What to do:
Copy each of the entries below faithfully, setting aside any pictures.

Stored data:
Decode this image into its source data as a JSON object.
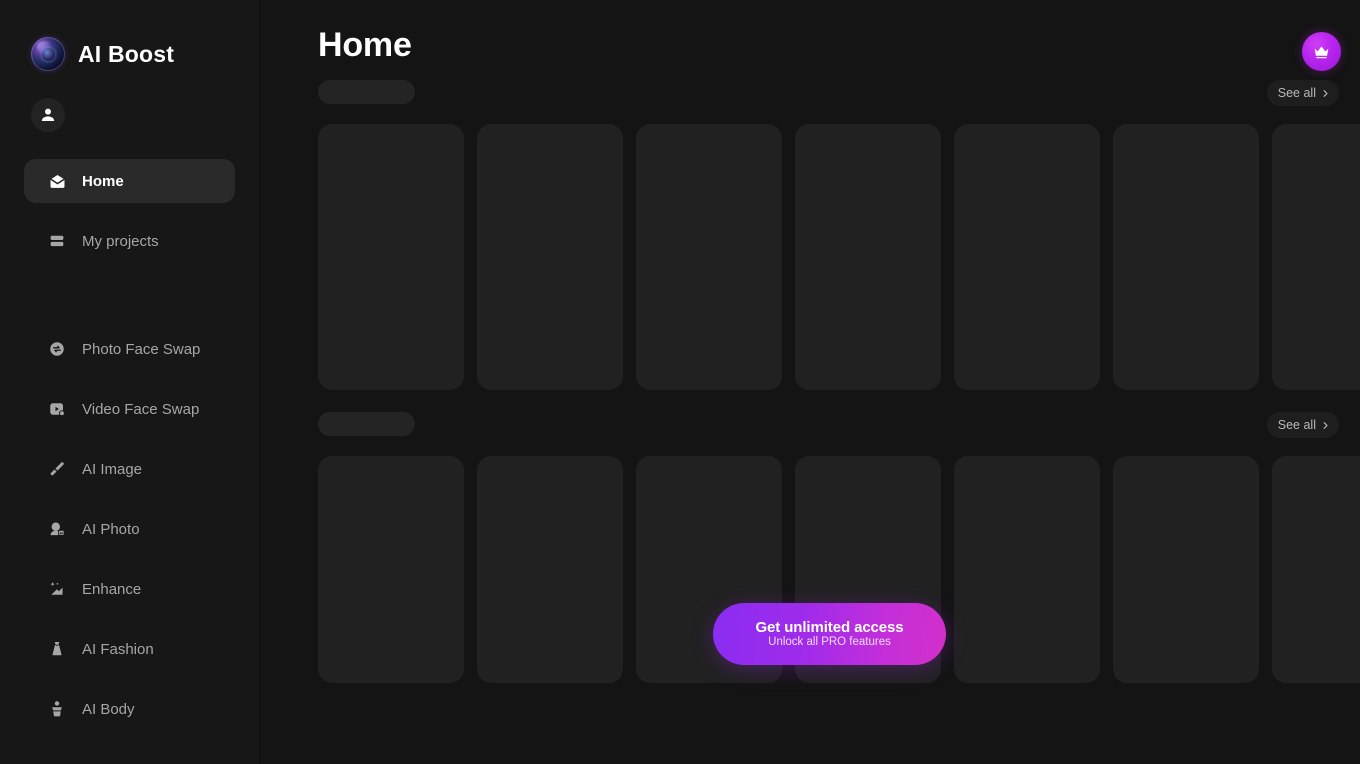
{
  "app": {
    "brand_name": "AI Boost",
    "logo_icon": "lens-orb-icon",
    "accent_purple": "#8a2df2",
    "accent_magenta": "#d22fca",
    "sidebar_bg": "#171717",
    "main_bg": "#141414",
    "card_bg": "#212121"
  },
  "sidebar": {
    "avatar_icon": "user-avatar-icon",
    "primary_items": [
      {
        "id": "home",
        "label": "Home",
        "icon": "home-icon",
        "active": true
      },
      {
        "id": "my-projects",
        "label": "My projects",
        "icon": "layers-icon",
        "active": false
      }
    ],
    "tool_items": [
      {
        "id": "photo-face-swap",
        "label": "Photo Face Swap",
        "icon": "face-swap-icon"
      },
      {
        "id": "video-face-swap",
        "label": "Video Face Swap",
        "icon": "video-swap-icon"
      },
      {
        "id": "ai-image",
        "label": "AI Image",
        "icon": "paintbrush-icon"
      },
      {
        "id": "ai-photo",
        "label": "AI Photo",
        "icon": "portrait-ai-icon"
      },
      {
        "id": "enhance",
        "label": "Enhance",
        "icon": "image-sparkle-icon"
      },
      {
        "id": "ai-fashion",
        "label": "AI Fashion",
        "icon": "dress-icon"
      },
      {
        "id": "ai-body",
        "label": "AI Body",
        "icon": "body-icon"
      }
    ]
  },
  "header": {
    "title": "Home",
    "pro_button_icon": "crown-icon",
    "pro_button_label": ""
  },
  "sections": [
    {
      "id": "section-1",
      "title_placeholder": "",
      "see_all_label": "See all",
      "see_all_icon": "chevron-right-icon",
      "cards": [
        {
          "id": "card-1-1"
        },
        {
          "id": "card-1-2"
        },
        {
          "id": "card-1-3"
        },
        {
          "id": "card-1-4"
        },
        {
          "id": "card-1-5"
        },
        {
          "id": "card-1-6"
        },
        {
          "id": "card-1-7"
        },
        {
          "id": "card-1-8"
        }
      ]
    },
    {
      "id": "section-2",
      "title_placeholder": "",
      "see_all_label": "See all",
      "see_all_icon": "chevron-right-icon",
      "cards": [
        {
          "id": "card-2-1"
        },
        {
          "id": "card-2-2"
        },
        {
          "id": "card-2-3"
        },
        {
          "id": "card-2-4"
        },
        {
          "id": "card-2-5"
        },
        {
          "id": "card-2-6"
        },
        {
          "id": "card-2-7"
        },
        {
          "id": "card-2-8"
        }
      ]
    }
  ],
  "cta": {
    "title": "Get unlimited access",
    "subtitle": "Unlock all PRO features"
  }
}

Task result:
Decode this image into its source data as a JSON object.
{
  "app": {
    "brand_name": "AI Boost",
    "logo_icon": "lens-orb-icon",
    "accent_purple": "#8a2df2",
    "accent_magenta": "#d22fca",
    "sidebar_bg": "#171717",
    "main_bg": "#141414",
    "card_bg": "#212121"
  },
  "sidebar": {
    "avatar_icon": "user-avatar-icon",
    "primary_items": [
      {
        "id": "home",
        "label": "Home",
        "icon": "home-icon",
        "active": true
      },
      {
        "id": "my-projects",
        "label": "My projects",
        "icon": "layers-icon",
        "active": false
      }
    ],
    "tool_items": [
      {
        "id": "photo-face-swap",
        "label": "Photo Face Swap",
        "icon": "face-swap-icon"
      },
      {
        "id": "video-face-swap",
        "label": "Video Face Swap",
        "icon": "video-swap-icon"
      },
      {
        "id": "ai-image",
        "label": "AI Image",
        "icon": "paintbrush-icon"
      },
      {
        "id": "ai-photo",
        "label": "AI Photo",
        "icon": "portrait-ai-icon"
      },
      {
        "id": "enhance",
        "label": "Enhance",
        "icon": "image-sparkle-icon"
      },
      {
        "id": "ai-fashion",
        "label": "AI Fashion",
        "icon": "dress-icon"
      },
      {
        "id": "ai-body",
        "label": "AI Body",
        "icon": "body-icon"
      }
    ]
  },
  "header": {
    "title": "Home",
    "pro_button_icon": "crown-icon",
    "pro_button_label": ""
  },
  "sections": [
    {
      "id": "section-1",
      "title_placeholder": "",
      "see_all_label": "See all",
      "see_all_icon": "chevron-right-icon",
      "cards": [
        {
          "id": "card-1-1"
        },
        {
          "id": "card-1-2"
        },
        {
          "id": "card-1-3"
        },
        {
          "id": "card-1-4"
        },
        {
          "id": "card-1-5"
        },
        {
          "id": "card-1-6"
        },
        {
          "id": "card-1-7"
        },
        {
          "id": "card-1-8"
        }
      ]
    },
    {
      "id": "section-2",
      "title_placeholder": "",
      "see_all_label": "See all",
      "see_all_icon": "chevron-right-icon",
      "cards": [
        {
          "id": "card-2-1"
        },
        {
          "id": "card-2-2"
        },
        {
          "id": "card-2-3"
        },
        {
          "id": "card-2-4"
        },
        {
          "id": "card-2-5"
        },
        {
          "id": "card-2-6"
        },
        {
          "id": "card-2-7"
        },
        {
          "id": "card-2-8"
        }
      ]
    }
  ],
  "cta": {
    "title": "Get unlimited access",
    "subtitle": "Unlock all PRO features"
  }
}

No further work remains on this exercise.